>> start Data in this exercise

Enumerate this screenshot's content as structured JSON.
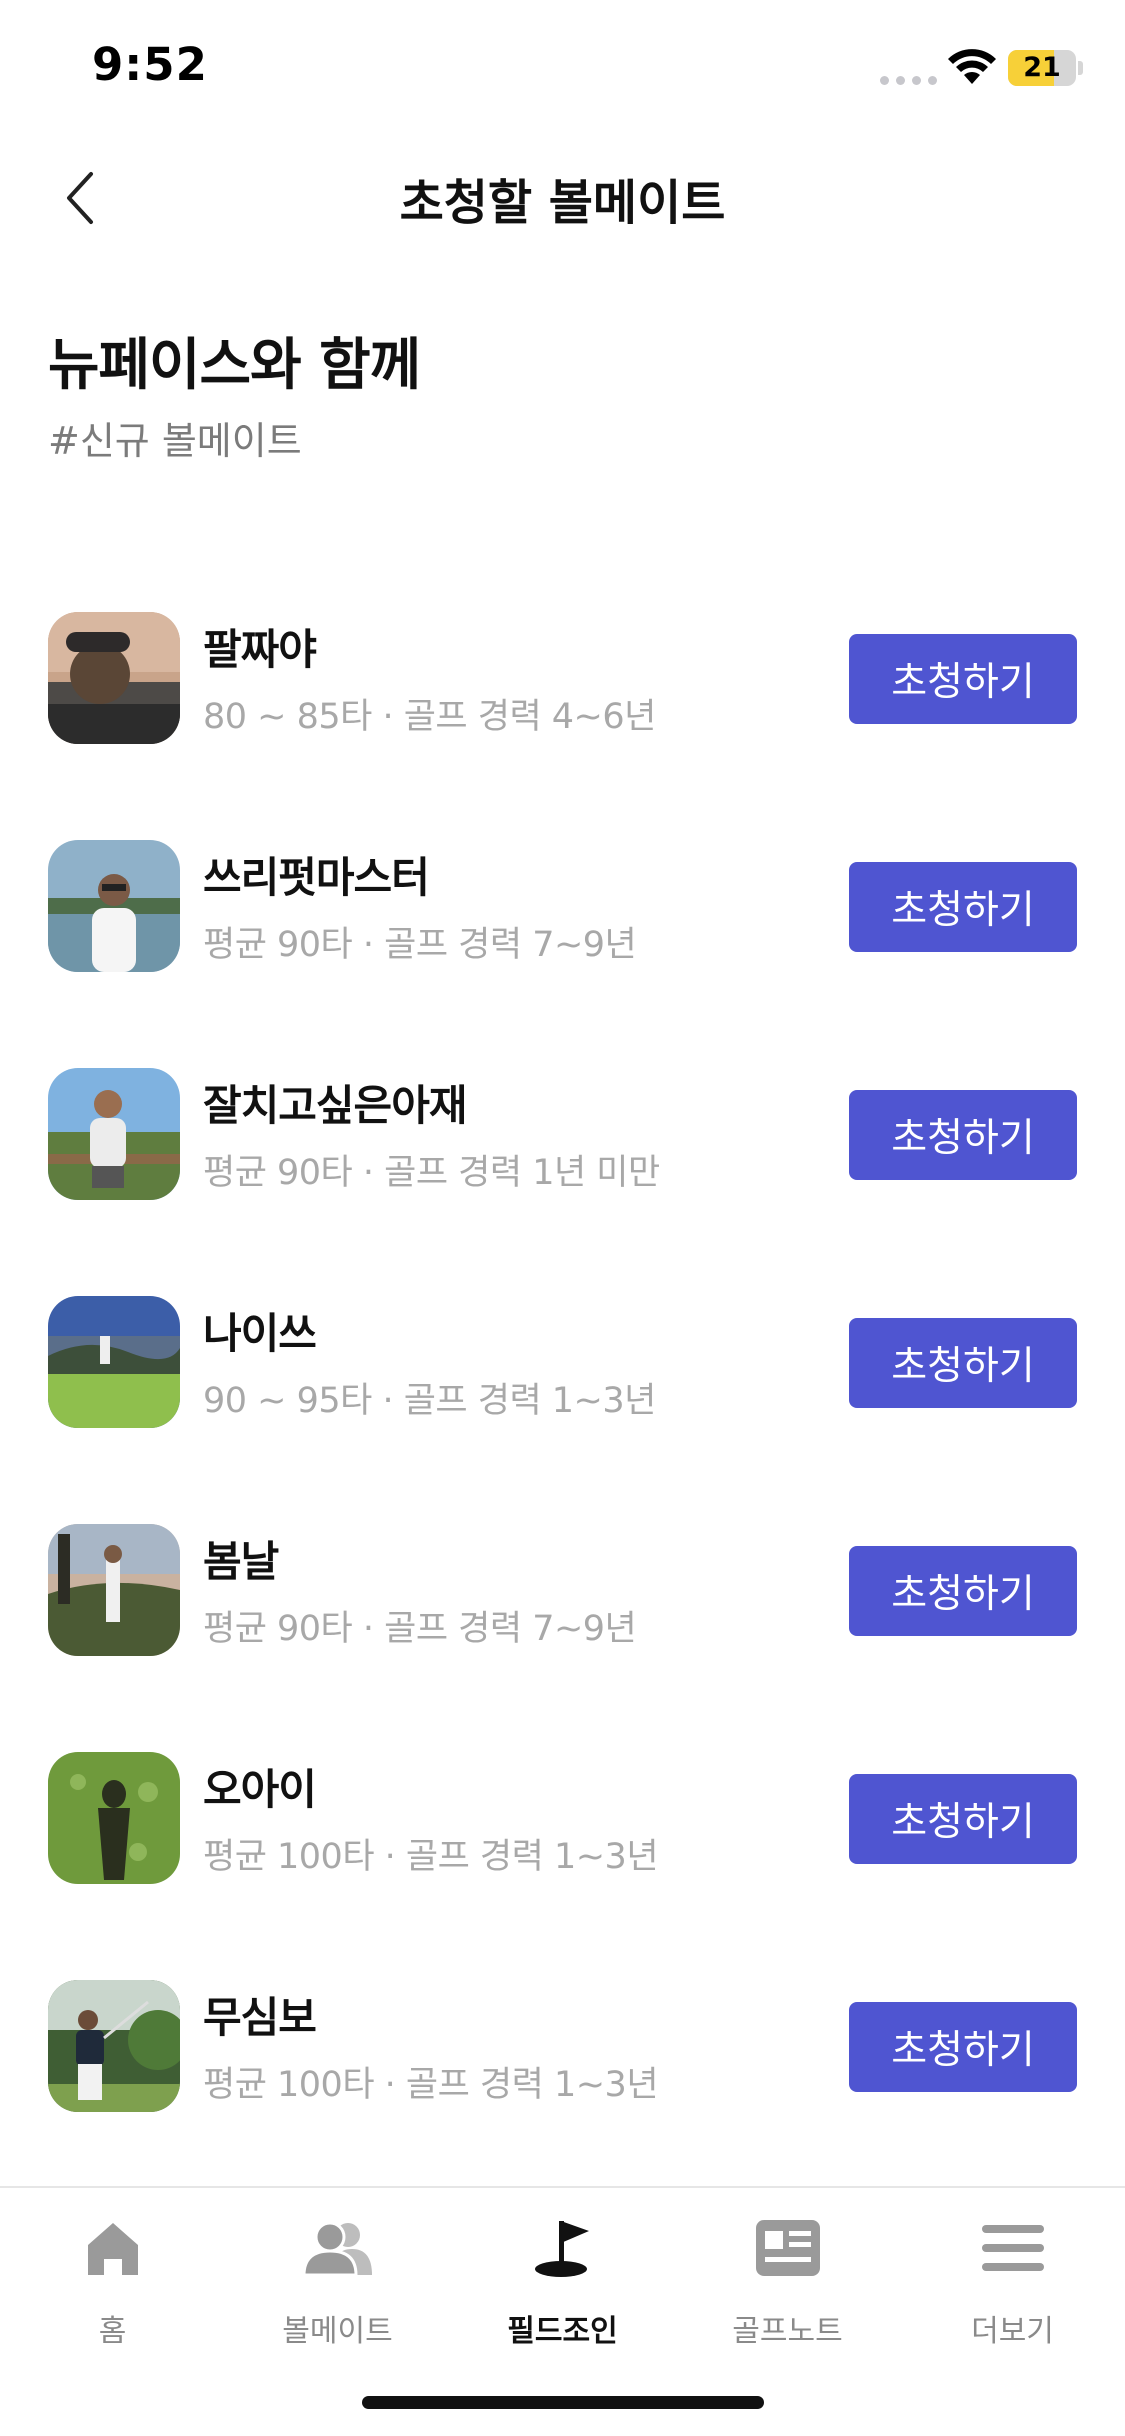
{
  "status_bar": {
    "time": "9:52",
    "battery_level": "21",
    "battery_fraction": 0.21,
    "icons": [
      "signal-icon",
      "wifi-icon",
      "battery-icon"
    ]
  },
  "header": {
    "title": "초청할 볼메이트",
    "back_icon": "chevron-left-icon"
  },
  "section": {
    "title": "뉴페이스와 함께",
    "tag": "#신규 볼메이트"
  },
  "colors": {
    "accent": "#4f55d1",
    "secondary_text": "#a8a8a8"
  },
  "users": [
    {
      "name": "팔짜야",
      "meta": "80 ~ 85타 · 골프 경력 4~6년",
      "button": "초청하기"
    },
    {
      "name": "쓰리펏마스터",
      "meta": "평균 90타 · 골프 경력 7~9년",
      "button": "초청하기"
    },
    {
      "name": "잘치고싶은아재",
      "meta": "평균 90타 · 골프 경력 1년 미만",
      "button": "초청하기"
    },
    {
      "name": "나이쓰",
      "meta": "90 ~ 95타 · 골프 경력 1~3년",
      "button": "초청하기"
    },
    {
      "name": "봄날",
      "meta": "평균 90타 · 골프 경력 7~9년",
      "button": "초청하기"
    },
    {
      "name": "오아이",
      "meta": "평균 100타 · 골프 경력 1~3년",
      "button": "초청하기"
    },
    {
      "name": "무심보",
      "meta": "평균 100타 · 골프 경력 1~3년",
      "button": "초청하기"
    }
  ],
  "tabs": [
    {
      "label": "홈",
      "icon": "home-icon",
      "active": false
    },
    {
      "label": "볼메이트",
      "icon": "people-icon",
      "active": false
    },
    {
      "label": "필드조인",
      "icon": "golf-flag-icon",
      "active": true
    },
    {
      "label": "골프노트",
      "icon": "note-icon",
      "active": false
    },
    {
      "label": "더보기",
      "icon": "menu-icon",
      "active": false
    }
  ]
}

>> end Data in this exercise
>> start Data in this exercise

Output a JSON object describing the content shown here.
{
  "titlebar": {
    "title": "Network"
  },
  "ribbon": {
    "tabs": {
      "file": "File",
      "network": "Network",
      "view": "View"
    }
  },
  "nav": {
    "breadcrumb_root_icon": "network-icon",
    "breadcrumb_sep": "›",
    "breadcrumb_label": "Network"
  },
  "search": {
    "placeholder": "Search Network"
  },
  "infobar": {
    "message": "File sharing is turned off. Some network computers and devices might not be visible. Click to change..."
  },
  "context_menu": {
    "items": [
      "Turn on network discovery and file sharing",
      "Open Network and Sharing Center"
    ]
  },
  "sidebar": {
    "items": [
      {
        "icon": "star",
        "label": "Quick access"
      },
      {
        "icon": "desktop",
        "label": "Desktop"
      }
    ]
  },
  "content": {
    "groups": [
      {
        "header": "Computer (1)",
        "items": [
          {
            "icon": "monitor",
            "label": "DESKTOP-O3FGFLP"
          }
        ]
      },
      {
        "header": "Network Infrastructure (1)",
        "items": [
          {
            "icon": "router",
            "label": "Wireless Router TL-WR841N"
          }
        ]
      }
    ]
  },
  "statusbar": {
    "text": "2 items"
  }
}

>> end Data in this exercise

Identify the lines of the data that contain the word "meta". Copy each of them.

Completed exercise |
      "meta": "80 ~ 85타 · 골프 경력 4~6년",
      "meta": "평균 90타 · 골프 경력 7~9년",
      "meta": "평균 90타 · 골프 경력 1년 미만",
      "meta": "90 ~ 95타 · 골프 경력 1~3년",
      "meta": "평균 90타 · 골프 경력 7~9년",
      "meta": "평균 100타 · 골프 경력 1~3년",
      "meta": "평균 100타 · 골프 경력 1~3년",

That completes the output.